§ **Passage**:
start

Time & Space Complexity

Time complexity: $O(2 ^ n)$
Space complexity: $O(n)$ for recursion stack.

2. Dynamic Programming (Top-Down)

Intuition

The recursive solution has overlapping subproblems since we may reach the same state (i, j) through different paths. By caching results in a 2D array, we avoid redundant computation. Each state represents the maximum chain length achievable starting from index i when the last included pair was at index j.

Algorithm

Sort pairs by their second element.
Initialize a 2D memoization array dp with -1 values.
Use the same recursive logic as before, but check dp[i][j+1] before computing. Store results before returning.
The offset j+1 handles the case where j = -1 (no previous pair selected).

class Solution:
    def findLongestChain(self, pairs: List[List[int]]) -> int:
        n = len(pairs)
        pairs.sort(key=lambda x: x[1])
        dp = [[-1] * (n + 1) for _ in range(n)]

        def dfs(i, j):
            if i == n:
                return 0
            if dp[i][j + 1] != -1:
                return dp[i][j + 1]

            res = dfs(i + 1, j)
            if j == -1 or pairs[j][1] < pairs[i][0]:
                res = max(res, 1 + dfs(i + 1, i))

            dp[i][j + 1] = res
            return res

        return dfs(0, -1)

end

Entries drawn from a collection:
start

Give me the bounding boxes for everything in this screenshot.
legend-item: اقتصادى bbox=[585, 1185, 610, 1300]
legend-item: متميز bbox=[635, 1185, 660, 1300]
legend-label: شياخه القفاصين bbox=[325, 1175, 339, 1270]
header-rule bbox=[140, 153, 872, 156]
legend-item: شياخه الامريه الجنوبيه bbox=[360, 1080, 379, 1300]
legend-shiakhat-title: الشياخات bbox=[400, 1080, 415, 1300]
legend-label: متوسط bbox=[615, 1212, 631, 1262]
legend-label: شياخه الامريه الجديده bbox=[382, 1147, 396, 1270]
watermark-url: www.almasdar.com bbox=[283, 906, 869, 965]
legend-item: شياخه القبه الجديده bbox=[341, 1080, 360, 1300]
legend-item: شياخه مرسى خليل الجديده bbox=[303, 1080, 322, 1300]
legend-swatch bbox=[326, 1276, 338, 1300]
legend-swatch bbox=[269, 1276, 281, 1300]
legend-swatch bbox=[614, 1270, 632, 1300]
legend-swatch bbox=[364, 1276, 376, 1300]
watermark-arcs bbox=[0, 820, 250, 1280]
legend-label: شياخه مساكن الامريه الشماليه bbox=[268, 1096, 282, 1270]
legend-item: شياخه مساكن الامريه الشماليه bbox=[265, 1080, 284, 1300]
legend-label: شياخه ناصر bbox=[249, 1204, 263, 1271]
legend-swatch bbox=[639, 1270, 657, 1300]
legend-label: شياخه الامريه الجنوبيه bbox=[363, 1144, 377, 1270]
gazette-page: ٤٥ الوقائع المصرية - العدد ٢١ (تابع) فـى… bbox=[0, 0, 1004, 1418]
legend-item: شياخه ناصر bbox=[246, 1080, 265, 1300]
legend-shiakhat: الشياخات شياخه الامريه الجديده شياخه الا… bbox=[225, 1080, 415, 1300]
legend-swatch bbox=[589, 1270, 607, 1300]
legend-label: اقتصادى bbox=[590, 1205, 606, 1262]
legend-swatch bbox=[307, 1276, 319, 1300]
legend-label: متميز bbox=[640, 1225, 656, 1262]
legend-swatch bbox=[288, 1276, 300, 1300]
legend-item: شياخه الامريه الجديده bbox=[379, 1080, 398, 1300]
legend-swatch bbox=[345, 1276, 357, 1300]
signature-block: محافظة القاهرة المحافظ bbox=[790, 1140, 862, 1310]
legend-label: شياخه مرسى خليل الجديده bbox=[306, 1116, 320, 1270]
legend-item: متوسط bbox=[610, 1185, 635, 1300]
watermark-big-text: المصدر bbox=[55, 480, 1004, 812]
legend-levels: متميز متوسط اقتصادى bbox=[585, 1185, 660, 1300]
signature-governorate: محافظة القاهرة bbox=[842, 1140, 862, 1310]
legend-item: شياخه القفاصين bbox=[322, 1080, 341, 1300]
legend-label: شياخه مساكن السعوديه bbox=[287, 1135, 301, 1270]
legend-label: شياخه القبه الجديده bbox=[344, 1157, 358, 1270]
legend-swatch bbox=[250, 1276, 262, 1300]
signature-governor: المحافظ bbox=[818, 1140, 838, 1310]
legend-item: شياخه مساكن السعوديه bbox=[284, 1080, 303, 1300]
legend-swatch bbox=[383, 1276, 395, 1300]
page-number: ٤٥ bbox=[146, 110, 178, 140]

end

§ **What to produce**:
List every section heading in the dynamic programming text above, in the order they appear.

§ **Reply to the task**:
Time & Space Complexity
2. Dynamic Programming (Top-Down)
Intuition
Algorithm